::: Supplied records :::
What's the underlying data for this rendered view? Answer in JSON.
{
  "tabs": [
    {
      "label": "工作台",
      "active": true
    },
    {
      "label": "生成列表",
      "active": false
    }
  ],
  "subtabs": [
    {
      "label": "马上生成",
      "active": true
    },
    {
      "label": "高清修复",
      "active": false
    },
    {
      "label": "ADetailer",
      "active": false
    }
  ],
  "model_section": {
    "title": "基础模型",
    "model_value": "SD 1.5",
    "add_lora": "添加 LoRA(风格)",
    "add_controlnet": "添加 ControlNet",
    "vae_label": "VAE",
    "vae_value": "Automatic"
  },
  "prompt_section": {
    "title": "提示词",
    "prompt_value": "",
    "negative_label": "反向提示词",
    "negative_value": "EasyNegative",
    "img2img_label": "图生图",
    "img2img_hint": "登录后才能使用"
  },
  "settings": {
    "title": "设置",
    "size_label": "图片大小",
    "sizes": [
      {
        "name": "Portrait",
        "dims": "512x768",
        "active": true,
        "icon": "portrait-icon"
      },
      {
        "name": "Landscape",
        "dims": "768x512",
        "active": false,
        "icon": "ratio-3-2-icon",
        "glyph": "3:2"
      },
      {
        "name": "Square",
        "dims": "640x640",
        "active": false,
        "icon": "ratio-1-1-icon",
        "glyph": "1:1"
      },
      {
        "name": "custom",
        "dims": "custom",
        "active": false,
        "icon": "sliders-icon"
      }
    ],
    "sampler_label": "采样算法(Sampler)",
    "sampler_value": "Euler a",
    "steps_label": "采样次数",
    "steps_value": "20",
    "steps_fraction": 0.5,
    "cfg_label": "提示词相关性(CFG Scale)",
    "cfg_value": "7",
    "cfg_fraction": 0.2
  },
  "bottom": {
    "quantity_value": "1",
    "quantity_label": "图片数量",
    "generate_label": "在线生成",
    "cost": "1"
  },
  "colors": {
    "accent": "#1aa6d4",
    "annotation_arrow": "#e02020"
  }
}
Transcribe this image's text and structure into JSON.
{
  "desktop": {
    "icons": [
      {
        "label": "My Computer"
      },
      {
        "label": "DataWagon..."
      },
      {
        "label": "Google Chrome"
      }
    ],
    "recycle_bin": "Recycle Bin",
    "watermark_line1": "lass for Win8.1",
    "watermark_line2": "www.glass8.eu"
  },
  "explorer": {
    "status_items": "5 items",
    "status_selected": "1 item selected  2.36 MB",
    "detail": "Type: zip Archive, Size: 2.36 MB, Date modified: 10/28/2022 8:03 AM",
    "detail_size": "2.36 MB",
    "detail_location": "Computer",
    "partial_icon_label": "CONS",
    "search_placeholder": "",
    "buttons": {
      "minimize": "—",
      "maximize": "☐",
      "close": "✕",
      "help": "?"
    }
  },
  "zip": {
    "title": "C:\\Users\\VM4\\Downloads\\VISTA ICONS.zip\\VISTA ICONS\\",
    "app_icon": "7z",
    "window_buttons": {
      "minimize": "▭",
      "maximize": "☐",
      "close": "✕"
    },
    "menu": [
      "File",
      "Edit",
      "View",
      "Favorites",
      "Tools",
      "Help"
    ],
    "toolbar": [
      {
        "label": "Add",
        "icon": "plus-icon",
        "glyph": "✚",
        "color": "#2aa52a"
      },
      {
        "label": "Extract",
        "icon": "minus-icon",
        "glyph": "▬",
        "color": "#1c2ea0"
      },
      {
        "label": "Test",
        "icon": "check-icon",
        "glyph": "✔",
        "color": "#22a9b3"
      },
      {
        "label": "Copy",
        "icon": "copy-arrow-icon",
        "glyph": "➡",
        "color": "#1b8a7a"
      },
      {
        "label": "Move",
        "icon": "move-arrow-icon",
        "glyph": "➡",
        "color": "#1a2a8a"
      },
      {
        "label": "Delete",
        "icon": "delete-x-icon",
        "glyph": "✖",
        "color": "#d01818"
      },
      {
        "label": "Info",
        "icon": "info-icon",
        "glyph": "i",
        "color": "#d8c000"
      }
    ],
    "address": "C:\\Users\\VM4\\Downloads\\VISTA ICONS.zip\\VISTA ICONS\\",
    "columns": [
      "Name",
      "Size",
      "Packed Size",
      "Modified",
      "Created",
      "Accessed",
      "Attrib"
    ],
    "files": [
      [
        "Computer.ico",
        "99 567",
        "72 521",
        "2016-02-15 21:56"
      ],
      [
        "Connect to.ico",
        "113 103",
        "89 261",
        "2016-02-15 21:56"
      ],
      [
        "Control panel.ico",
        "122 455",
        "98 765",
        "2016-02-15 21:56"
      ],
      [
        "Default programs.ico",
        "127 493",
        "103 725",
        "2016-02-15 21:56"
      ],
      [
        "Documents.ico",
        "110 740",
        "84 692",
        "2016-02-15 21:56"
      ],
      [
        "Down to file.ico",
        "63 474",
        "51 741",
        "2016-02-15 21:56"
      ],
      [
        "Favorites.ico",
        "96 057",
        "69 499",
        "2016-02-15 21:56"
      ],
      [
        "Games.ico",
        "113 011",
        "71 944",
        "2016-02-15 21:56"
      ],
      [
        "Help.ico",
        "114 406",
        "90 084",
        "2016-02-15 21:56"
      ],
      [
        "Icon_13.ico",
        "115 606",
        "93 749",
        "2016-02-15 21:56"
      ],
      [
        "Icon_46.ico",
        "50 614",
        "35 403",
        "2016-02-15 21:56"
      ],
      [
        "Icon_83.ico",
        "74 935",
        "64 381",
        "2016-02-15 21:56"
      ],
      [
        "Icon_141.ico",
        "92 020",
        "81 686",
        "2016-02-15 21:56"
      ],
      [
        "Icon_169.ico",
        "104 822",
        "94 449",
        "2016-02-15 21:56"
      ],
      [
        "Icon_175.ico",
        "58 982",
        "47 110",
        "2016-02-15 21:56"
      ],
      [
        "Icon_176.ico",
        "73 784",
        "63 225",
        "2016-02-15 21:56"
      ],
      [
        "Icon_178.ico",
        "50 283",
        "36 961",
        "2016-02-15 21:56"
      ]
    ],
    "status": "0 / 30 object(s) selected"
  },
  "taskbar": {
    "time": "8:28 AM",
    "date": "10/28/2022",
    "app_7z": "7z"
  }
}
:::
### Directions
Retype the entries one by one, exactly.

### Response to the exercise
What's the underlying data for this rendered view? Answer in JSON.
{
  "tabs": [
    {
      "label": "工作台",
      "active": true
    },
    {
      "label": "生成列表",
      "active": false
    }
  ],
  "subtabs": [
    {
      "label": "马上生成",
      "active": true
    },
    {
      "label": "高清修复",
      "active": false
    },
    {
      "label": "ADetailer",
      "active": false
    }
  ],
  "model_section": {
    "title": "基础模型",
    "model_value": "SD 1.5",
    "add_lora": "添加 LoRA(风格)",
    "add_controlnet": "添加 ControlNet",
    "vae_label": "VAE",
    "vae_value": "Automatic"
  },
  "prompt_section": {
    "title": "提示词",
    "prompt_value": "",
    "negative_label": "反向提示词",
    "negative_value": "EasyNegative",
    "img2img_label": "图生图",
    "img2img_hint": "登录后才能使用"
  },
  "settings": {
    "title": "设置",
    "size_label": "图片大小",
    "sizes": [
      {
        "name": "Portrait",
        "dims": "512x768",
        "active": true,
        "icon": "portrait-icon"
      },
      {
        "name": "Landscape",
        "dims": "768x512",
        "active": false,
        "icon": "ratio-3-2-icon",
        "glyph": "3:2"
      },
      {
        "name": "Square",
        "dims": "640x640",
        "active": false,
        "icon": "ratio-1-1-icon",
        "glyph": "1:1"
      },
      {
        "name": "custom",
        "dims": "custom",
        "active": false,
        "icon": "sliders-icon"
      }
    ],
    "sampler_label": "采样算法(Sampler)",
    "sampler_value": "Euler a",
    "steps_label": "采样次数",
    "steps_value": "20",
    "steps_fraction": 0.5,
    "cfg_label": "提示词相关性(CFG Scale)",
    "cfg_value": "7",
    "cfg_fraction": 0.2
  },
  "bottom": {
    "quantity_value": "1",
    "quantity_label": "图片数量",
    "generate_label": "在线生成",
    "cost": "1"
  },
  "colors": {
    "accent": "#1aa6d4",
    "annotation_arrow": "#e02020"
  }
}
Transcribe this image's text and structure into JSON.
{
  "desktop": {
    "icons": [
      {
        "label": "My Computer"
      },
      {
        "label": "DataWagon..."
      },
      {
        "label": "Google Chrome"
      }
    ],
    "recycle_bin": "Recycle Bin",
    "watermark_line1": "lass for Win8.1",
    "watermark_line2": "www.glass8.eu"
  },
  "explorer": {
    "status_items": "5 items",
    "status_selected": "1 item selected  2.36 MB",
    "detail": "Type: zip Archive, Size: 2.36 MB, Date modified: 10/28/2022 8:03 AM",
    "detail_size": "2.36 MB",
    "detail_location": "Computer",
    "partial_icon_label": "CONS",
    "search_placeholder": "",
    "buttons": {
      "minimize": "—",
      "maximize": "☐",
      "close": "✕",
      "help": "?"
    }
  },
  "zip": {
    "title": "C:\\Users\\VM4\\Downloads\\VISTA ICONS.zip\\VISTA ICONS\\",
    "app_icon": "7z",
    "window_buttons": {
      "minimize": "▭",
      "maximize": "☐",
      "close": "✕"
    },
    "menu": [
      "File",
      "Edit",
      "View",
      "Favorites",
      "Tools",
      "Help"
    ],
    "toolbar": [
      {
        "label": "Add",
        "icon": "plus-icon",
        "glyph": "✚",
        "color": "#2aa52a"
      },
      {
        "label": "Extract",
        "icon": "minus-icon",
        "glyph": "▬",
        "color": "#1c2ea0"
      },
      {
        "label": "Test",
        "icon": "check-icon",
        "glyph": "✔",
        "color": "#22a9b3"
      },
      {
        "label": "Copy",
        "icon": "copy-arrow-icon",
        "glyph": "➡",
        "color": "#1b8a7a"
      },
      {
        "label": "Move",
        "icon": "move-arrow-icon",
        "glyph": "➡",
        "color": "#1a2a8a"
      },
      {
        "label": "Delete",
        "icon": "delete-x-icon",
        "glyph": "✖",
        "color": "#d01818"
      },
      {
        "label": "Info",
        "icon": "info-icon",
        "glyph": "i",
        "color": "#d8c000"
      }
    ],
    "address": "C:\\Users\\VM4\\Downloads\\VISTA ICONS.zip\\VISTA ICONS\\",
    "columns": [
      "Name",
      "Size",
      "Packed Size",
      "Modified",
      "Created",
      "Accessed",
      "Attrib"
    ],
    "files": [
      [
        "Computer.ico",
        "99 567",
        "72 521",
        "2016-02-15 21:56"
      ],
      [
        "Connect to.ico",
        "113 103",
        "89 261",
        "2016-02-15 21:56"
      ],
      [
        "Control panel.ico",
        "122 455",
        "98 765",
        "2016-02-15 21:56"
      ],
      [
        "Default programs.ico",
        "127 493",
        "103 725",
        "2016-02-15 21:56"
      ],
      [
        "Documents.ico",
        "110 740",
        "84 692",
        "2016-02-15 21:56"
      ],
      [
        "Down to file.ico",
        "63 474",
        "51 741",
        "2016-02-15 21:56"
      ],
      [
        "Favorites.ico",
        "96 057",
        "69 499",
        "2016-02-15 21:56"
      ],
      [
        "Games.ico",
        "113 011",
        "71 944",
        "2016-02-15 21:56"
      ],
      [
        "Help.ico",
        "114 406",
        "90 084",
        "2016-02-15 21:56"
      ],
      [
        "Icon_13.ico",
        "115 606",
        "93 749",
        "2016-02-15 21:56"
      ],
      [
        "Icon_46.ico",
        "50 614",
        "35 403",
        "2016-02-15 21:56"
      ],
      [
        "Icon_83.ico",
        "74 935",
        "64 381",
        "2016-02-15 21:56"
      ],
      [
        "Icon_141.ico",
        "92 020",
        "81 686",
        "2016-02-15 21:56"
      ],
      [
        "Icon_169.ico",
        "104 822",
        "94 449",
        "2016-02-15 21:56"
      ],
      [
        "Icon_175.ico",
        "58 982",
        "47 110",
        "2016-02-15 21:56"
      ],
      [
        "Icon_176.ico",
        "73 784",
        "63 225",
        "2016-02-15 21:56"
      ],
      [
        "Icon_178.ico",
        "50 283",
        "36 961",
        "2016-02-15 21:56"
      ]
    ],
    "status": "0 / 30 object(s) selected"
  },
  "taskbar": {
    "time": "8:28 AM",
    "date": "10/28/2022",
    "app_7z": "7z"
  }
}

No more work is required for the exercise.